• Исходный текст:
------------------------------

В этих же числах августа, в разгар полного, зеленого, избыточного лета, я всегда жила здесь. И даже погода тридцать пять лет назад всегда была такая же: чуть за двадцать градусов, нежное тепло.
Шла и чувствовала нечто странное: растворение времени в себе. Видела себя как бы немного со стороны и слева сверху. Но не себя сегодняшнюю, а лет восьми. Я сегодняшняя была тут же. Просто параллельно. Почему-то вспомнились слова Сергея Есенина, что "ничего по-настоящему великого не узнаешь без послания в смерть...". Вот я, маленькая, в сшитом бабушкой платье. Оно самое простое из тех, что она сделала для меня. А потому любимое. В мелкий красный и зеленый горох, отороченное всего-навсего узкой красной ленточкой. Не любила я всех этих ее оборочек, воланчиков, кружавчиков и рюшек. Любимым бабушкиным магазином был магазин тканей, тут же, неподалеку от дома, на Дирижабельной. Редко "выбрасывали" что-нибудь симпатичное и стоящее. Но бабушка ходила часто, вдруг удача?

------------------------------

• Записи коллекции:
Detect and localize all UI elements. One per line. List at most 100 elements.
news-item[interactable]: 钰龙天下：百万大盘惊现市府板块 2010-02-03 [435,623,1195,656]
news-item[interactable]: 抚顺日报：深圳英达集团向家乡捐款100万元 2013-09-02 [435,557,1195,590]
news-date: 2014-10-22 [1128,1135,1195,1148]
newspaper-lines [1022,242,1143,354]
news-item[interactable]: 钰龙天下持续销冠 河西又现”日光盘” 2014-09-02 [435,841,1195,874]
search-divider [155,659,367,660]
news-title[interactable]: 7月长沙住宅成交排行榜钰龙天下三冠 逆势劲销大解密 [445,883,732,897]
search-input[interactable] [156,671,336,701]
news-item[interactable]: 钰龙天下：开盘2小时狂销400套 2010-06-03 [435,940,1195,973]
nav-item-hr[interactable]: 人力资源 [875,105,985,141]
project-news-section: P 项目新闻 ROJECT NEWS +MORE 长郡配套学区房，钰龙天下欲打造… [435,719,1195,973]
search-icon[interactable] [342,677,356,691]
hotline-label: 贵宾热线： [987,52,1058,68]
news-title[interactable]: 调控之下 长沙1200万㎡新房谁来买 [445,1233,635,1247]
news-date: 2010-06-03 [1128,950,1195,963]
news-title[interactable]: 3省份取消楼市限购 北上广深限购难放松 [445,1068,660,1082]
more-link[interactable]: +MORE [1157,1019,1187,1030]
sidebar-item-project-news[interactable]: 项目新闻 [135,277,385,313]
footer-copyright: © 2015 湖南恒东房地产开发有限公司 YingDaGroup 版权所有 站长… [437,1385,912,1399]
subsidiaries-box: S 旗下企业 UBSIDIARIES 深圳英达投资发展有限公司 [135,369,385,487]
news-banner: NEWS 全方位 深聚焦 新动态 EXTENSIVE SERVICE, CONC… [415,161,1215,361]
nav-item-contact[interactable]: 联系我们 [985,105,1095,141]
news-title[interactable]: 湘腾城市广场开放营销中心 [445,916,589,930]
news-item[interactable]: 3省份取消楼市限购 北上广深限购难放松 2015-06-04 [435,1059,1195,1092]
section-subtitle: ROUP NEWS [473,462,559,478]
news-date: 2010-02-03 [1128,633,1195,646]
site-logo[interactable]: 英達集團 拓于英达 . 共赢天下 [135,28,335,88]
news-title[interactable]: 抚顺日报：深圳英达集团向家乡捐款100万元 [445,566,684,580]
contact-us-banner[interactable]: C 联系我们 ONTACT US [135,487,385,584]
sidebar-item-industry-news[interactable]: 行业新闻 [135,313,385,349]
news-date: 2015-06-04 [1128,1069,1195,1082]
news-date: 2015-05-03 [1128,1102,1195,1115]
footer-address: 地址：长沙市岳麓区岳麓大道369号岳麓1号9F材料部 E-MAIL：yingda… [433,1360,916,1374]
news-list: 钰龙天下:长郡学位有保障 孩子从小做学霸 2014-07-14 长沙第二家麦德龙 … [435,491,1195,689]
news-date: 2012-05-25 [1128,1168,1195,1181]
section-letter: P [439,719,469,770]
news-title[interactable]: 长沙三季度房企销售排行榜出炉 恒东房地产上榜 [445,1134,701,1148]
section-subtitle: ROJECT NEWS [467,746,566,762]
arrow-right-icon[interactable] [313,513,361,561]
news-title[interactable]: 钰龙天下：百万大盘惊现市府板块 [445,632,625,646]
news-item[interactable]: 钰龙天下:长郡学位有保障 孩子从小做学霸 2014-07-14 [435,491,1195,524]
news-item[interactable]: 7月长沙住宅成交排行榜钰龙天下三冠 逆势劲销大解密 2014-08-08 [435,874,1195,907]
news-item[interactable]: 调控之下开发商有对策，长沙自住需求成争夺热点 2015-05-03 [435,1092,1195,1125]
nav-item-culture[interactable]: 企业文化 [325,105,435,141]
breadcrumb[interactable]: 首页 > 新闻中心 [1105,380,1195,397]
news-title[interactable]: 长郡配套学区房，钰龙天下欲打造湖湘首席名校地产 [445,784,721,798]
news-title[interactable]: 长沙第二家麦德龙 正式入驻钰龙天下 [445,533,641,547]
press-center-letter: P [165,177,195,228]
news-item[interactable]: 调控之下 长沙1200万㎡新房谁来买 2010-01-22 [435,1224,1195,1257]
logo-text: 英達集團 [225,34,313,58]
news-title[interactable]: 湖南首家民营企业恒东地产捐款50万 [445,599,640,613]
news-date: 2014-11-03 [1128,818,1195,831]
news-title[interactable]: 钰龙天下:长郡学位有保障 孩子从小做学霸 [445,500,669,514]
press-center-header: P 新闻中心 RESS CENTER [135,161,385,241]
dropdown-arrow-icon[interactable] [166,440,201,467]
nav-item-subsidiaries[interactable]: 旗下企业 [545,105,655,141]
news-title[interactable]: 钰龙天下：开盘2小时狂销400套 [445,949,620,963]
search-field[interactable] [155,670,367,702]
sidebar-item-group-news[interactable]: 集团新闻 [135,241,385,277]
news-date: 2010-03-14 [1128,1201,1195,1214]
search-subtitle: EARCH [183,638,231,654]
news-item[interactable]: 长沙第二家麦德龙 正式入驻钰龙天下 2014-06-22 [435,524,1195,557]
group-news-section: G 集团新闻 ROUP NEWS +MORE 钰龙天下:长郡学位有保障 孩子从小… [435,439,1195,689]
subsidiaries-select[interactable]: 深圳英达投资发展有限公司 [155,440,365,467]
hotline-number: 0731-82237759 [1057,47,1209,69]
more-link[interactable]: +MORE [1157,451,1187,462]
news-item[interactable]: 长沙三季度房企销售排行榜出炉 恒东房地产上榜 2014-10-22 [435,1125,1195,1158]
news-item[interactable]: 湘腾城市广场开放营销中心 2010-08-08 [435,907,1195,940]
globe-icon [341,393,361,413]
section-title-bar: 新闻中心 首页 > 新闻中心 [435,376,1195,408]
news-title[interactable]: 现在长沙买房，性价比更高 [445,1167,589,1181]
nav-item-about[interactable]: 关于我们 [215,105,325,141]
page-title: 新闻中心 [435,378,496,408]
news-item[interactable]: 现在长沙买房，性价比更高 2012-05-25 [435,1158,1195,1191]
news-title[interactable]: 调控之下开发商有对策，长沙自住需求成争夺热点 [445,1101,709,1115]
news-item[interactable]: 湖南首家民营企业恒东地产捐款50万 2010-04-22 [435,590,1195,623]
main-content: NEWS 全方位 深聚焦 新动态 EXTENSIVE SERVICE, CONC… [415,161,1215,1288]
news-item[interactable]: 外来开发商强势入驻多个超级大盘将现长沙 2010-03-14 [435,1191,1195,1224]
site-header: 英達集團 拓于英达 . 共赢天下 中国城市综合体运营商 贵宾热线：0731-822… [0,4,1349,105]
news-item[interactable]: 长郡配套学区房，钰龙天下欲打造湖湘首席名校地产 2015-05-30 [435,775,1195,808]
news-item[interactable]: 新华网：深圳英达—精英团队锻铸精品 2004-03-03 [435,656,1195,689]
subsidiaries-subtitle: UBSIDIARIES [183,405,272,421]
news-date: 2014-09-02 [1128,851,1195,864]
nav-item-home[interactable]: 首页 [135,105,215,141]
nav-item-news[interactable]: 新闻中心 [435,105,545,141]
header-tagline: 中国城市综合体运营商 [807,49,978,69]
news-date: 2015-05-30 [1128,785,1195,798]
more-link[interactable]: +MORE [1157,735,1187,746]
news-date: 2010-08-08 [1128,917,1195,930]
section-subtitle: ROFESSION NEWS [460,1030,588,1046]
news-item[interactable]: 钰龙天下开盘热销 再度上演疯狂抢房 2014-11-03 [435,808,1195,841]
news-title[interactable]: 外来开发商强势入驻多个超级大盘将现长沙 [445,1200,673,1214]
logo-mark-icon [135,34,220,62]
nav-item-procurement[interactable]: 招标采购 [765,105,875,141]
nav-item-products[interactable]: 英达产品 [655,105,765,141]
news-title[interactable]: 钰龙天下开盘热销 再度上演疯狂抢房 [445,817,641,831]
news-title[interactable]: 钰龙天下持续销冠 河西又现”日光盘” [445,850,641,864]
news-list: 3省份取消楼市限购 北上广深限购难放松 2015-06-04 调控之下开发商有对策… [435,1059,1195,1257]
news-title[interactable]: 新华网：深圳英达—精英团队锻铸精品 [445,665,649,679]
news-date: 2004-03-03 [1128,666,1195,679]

------------------------------

• Поставленная задача A: Выпишите из исходного текста всё, начиная со слов «В этих же числах» и вниз до слов «градусов, нежное тепло.».
• Поставленная задача B: Где, согласно исходному тексту, находился любимый бабушкин магазин тканей?
Отвечать нужно только по исходному тексту, не привлекая записи.

• Решение с разбором A:
В этих же числах августа, в разгар полного, зеленого, избыточного лета, я всегда жила здесь. И даже погода тридцать пять лет назад всегда была такая же: чуть за двадцать градусов, нежное тепло.

• Решение с разбором B: Неподалеку от дома, на Дирижабельной.